→ **RUMUSAN SOAL 1**
Menurut kutipan dokumen tentang perayaan Imlek di Tuban, berapa banyak siswa TK dan PAUD yang mengikuti lomba mewarnai?
→ **RUMUSAN SOAL 2**
Apakah pernyataan berikut sesuai dengan kutipan dokumen tentang perayaan Imlek di Tuban? Jawab ya atau tidak untuk masing-masing, disertai kutipan persis kata-kata penentunya. (a) Lomba digelar sekira pukul 10:00 WIB. (b) Lomba berlangsung dalam suasana sepi pengunjung. (c) Ketua panitia Imlek TITD KSB Tuban bernama Liu Pramono.
→ **RUMUSAN SOAL 3**
Tuliskan ulang tanpa perubahan bagian kutipan dokumen tentang perayaan Imlek di Tuban, dari "Tuban –  Sedikitnya" sampai "monyet api 2567.".
___ KUTIPAN DOKUMEN ___
Imlek Ajang Kenalkan Budaya Sejak Dini

SuaraBanyuurip.com - Ali Imron

Tuban –  Sedikitnya sekira 1.000 siswa TK dan PAUD se-Kabupaten Tuban, Jawa Timur, antusias ikuti lomba mewarnai barongsai, dan lampion di Tempat Ibadah Tri Dharma (TITD) Kwan Shing Bio (KSB) Tuban. Momentum tersebut digelar dalam rangka mengenalkan budaya Tionghoa, bersamaan perayaan Imlek tahun monyet api 2567.

“Kita harapkan generasi Tuban sejak dini lebih mengenali budaya,” kata Ketua panitia Imlek TITD KSB Tuban, Liu Pramono, kepada Suarabanyuurip.com, ketika ditemui usai lomba berlangsung, Senin (08/02/2016).

Salah satu caranya dengan mengenalkan seni tari tradisional Barongsai, dan makna adanya lampion dalam perayaan Imlek. Terbukti, seluruh peserta semangat mewarnai sesuai ekpresi dan seleranya.

“Panitia menyiapkan media lukis Barongsai dan lampion,” jelasnya.

Lomba yang digelar sekira pukul 10:00 WIB tersebut, berlangsung lancar walaupun kondisinya penuh sesak. Baik pengunjung lokal, maupun umat Tri Dharma yang hendak menjalankan ibadah.

“Sebelumnya panitia hibur atraksi Barongsai dahulu,” tambahnya.
___ SEGMEN DATA ___
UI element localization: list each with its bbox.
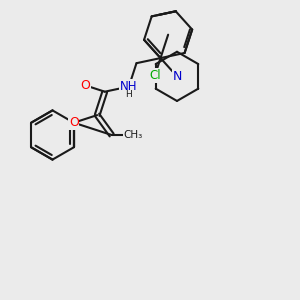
___
→ **JAWABAN YANG DIHARAPKAN 1**
Sedikitnya sekira 1.000 siswa TK dan PAUD se-Kabupaten Tuban.

→ **JAWABAN YANG DIHARAPKAN 2**
(a) Ya: "Lomba yang digelar sekira pukul 10:00 WIB tersebut"
(b) Tidak: "berlangsung lancar walaupun kondisinya penuh sesak"
(c) Ya: "Ketua panitia Imlek TITD KSB Tuban, Liu Pramono"

→ **JAWABAN YANG DIHARAPKAN 3**
Tuban –  Sedikitnya sekira 1.000 siswa TK dan PAUD se-Kabupaten Tuban, Jawa Timur, antusias ikuti lomba mewarnai barongsai, dan lampion di Tempat Ibadah Tri Dharma (TITD) Kwan Shing Bio (KSB) Tuban. Momentum tersebut digelar dalam rangka mengenalkan budaya Tionghoa, bersamaan perayaan Imlek tahun monyet api 2567.